(Given instruction) Your answer must consist solely of the number of lines that contain the word "llegó".

Dataset items:
----------------
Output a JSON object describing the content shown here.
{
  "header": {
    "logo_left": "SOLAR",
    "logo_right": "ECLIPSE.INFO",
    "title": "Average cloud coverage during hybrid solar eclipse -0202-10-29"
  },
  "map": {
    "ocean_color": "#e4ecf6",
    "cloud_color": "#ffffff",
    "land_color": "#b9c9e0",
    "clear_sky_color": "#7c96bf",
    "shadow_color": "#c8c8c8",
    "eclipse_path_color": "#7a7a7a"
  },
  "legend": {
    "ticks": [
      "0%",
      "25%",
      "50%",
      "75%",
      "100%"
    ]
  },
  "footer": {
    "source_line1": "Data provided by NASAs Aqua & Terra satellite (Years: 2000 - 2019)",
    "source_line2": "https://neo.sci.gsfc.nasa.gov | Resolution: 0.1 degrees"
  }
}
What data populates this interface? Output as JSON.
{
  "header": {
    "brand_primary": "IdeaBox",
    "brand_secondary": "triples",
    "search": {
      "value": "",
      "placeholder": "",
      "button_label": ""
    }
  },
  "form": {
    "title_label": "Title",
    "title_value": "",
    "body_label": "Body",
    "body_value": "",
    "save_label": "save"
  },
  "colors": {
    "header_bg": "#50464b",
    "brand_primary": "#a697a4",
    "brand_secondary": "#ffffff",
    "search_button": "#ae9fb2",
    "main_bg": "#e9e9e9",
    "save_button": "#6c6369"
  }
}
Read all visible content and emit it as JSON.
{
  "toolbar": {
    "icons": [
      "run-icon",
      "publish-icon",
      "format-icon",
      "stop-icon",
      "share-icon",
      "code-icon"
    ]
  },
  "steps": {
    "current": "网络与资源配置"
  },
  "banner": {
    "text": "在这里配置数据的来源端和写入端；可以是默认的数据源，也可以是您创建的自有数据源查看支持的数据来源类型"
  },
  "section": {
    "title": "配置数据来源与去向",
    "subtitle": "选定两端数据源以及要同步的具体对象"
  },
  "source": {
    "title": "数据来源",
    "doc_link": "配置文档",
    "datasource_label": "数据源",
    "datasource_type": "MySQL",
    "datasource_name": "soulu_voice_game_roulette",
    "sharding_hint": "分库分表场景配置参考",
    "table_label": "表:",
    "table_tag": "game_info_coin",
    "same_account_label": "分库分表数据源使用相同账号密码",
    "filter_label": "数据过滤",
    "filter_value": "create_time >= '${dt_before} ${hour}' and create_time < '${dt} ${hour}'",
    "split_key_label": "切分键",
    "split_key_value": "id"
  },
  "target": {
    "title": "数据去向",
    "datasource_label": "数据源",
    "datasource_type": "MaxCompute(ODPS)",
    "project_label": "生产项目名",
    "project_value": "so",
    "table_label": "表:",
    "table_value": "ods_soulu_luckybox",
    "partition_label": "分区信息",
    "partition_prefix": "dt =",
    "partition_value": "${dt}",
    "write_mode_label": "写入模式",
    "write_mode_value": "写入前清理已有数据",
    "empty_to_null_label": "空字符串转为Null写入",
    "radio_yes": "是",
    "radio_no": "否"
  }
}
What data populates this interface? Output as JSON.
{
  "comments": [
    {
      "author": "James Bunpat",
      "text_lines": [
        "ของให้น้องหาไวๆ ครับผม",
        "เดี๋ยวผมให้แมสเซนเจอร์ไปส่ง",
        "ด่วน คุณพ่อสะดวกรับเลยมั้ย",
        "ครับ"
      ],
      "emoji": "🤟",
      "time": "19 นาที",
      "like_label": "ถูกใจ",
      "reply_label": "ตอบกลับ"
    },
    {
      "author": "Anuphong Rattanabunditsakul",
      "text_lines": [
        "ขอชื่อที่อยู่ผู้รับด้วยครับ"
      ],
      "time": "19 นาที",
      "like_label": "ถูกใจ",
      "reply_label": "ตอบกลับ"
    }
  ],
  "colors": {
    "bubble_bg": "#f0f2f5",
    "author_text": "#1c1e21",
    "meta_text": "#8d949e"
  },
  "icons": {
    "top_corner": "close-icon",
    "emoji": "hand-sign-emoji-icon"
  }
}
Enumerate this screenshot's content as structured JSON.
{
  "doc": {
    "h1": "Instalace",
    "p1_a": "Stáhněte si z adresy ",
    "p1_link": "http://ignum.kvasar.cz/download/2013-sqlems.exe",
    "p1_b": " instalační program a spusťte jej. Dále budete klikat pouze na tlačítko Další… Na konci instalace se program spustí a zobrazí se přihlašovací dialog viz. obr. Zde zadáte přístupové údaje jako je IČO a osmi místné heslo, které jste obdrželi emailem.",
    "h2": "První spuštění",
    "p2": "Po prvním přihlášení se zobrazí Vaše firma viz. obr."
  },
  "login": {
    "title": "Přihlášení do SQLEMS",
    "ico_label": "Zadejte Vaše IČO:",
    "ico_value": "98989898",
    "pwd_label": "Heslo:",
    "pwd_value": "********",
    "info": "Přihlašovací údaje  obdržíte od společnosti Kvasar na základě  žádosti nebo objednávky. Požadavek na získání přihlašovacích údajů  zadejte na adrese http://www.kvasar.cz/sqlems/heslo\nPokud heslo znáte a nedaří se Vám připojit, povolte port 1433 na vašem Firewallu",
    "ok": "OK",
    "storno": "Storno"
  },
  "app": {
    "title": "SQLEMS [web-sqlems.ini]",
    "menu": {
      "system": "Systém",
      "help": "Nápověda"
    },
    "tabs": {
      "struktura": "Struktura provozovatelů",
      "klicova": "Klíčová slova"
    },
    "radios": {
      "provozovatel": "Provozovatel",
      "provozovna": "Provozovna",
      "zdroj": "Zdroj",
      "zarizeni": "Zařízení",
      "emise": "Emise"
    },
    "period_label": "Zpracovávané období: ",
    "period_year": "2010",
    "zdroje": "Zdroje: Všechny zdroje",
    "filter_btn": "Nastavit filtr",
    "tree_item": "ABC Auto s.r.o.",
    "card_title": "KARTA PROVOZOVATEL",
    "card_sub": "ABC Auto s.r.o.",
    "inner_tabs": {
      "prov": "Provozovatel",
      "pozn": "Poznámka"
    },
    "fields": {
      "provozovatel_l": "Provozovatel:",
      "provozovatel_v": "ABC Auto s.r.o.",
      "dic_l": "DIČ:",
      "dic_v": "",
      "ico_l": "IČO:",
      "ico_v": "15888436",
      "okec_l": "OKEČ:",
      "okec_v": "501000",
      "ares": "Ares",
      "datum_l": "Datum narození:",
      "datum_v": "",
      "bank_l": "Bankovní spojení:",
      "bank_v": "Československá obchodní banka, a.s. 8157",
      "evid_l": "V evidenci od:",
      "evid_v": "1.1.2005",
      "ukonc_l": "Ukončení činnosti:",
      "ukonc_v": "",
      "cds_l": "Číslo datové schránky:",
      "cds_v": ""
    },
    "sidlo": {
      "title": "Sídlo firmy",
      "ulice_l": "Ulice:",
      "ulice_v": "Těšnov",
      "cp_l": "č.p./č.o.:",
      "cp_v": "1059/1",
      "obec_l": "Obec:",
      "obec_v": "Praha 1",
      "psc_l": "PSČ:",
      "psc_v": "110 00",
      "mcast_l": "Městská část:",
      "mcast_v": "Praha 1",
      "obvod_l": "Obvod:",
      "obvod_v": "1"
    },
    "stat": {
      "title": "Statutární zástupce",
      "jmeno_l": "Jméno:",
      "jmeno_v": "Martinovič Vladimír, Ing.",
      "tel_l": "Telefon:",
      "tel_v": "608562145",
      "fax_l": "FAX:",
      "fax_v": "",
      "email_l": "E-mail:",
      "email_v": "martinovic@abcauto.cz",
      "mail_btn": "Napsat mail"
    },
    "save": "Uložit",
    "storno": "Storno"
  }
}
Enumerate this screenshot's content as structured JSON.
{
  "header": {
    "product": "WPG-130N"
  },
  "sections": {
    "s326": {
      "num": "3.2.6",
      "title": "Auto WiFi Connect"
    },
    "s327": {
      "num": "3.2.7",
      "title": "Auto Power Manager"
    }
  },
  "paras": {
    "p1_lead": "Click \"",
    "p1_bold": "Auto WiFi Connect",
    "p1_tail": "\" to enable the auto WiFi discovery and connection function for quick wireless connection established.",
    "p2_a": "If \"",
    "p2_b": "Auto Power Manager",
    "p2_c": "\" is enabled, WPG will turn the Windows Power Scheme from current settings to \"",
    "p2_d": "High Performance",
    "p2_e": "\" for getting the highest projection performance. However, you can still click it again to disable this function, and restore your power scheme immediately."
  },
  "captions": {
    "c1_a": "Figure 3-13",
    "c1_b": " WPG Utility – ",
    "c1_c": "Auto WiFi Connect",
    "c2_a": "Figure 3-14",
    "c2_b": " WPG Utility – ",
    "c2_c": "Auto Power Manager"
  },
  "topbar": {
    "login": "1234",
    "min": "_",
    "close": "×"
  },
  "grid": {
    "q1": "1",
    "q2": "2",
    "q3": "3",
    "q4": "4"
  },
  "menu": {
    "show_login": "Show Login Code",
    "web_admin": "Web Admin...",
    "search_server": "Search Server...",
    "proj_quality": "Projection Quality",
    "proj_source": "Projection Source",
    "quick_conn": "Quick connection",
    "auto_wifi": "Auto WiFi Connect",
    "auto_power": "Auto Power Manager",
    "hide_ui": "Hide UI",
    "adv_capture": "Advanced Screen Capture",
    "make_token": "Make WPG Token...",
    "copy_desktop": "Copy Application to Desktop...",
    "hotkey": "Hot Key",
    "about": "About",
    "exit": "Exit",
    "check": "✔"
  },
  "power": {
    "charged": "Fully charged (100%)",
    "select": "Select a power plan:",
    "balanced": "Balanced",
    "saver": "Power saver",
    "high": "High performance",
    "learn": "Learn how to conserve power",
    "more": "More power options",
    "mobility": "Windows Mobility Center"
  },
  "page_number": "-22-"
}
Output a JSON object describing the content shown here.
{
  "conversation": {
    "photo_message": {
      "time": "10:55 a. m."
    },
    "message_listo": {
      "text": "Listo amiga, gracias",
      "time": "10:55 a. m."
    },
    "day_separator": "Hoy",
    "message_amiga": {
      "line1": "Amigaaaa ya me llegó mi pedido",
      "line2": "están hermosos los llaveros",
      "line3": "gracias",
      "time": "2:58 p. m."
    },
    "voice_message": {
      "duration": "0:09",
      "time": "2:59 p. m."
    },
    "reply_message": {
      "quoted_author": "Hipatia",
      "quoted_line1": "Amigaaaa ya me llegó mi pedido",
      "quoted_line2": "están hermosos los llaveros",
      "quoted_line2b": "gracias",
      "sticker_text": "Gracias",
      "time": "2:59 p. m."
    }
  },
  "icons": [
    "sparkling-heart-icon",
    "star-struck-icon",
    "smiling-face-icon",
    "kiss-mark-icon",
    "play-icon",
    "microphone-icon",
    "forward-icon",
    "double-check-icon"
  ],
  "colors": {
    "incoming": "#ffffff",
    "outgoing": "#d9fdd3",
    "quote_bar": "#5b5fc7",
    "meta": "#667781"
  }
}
----------------
(Written response) 2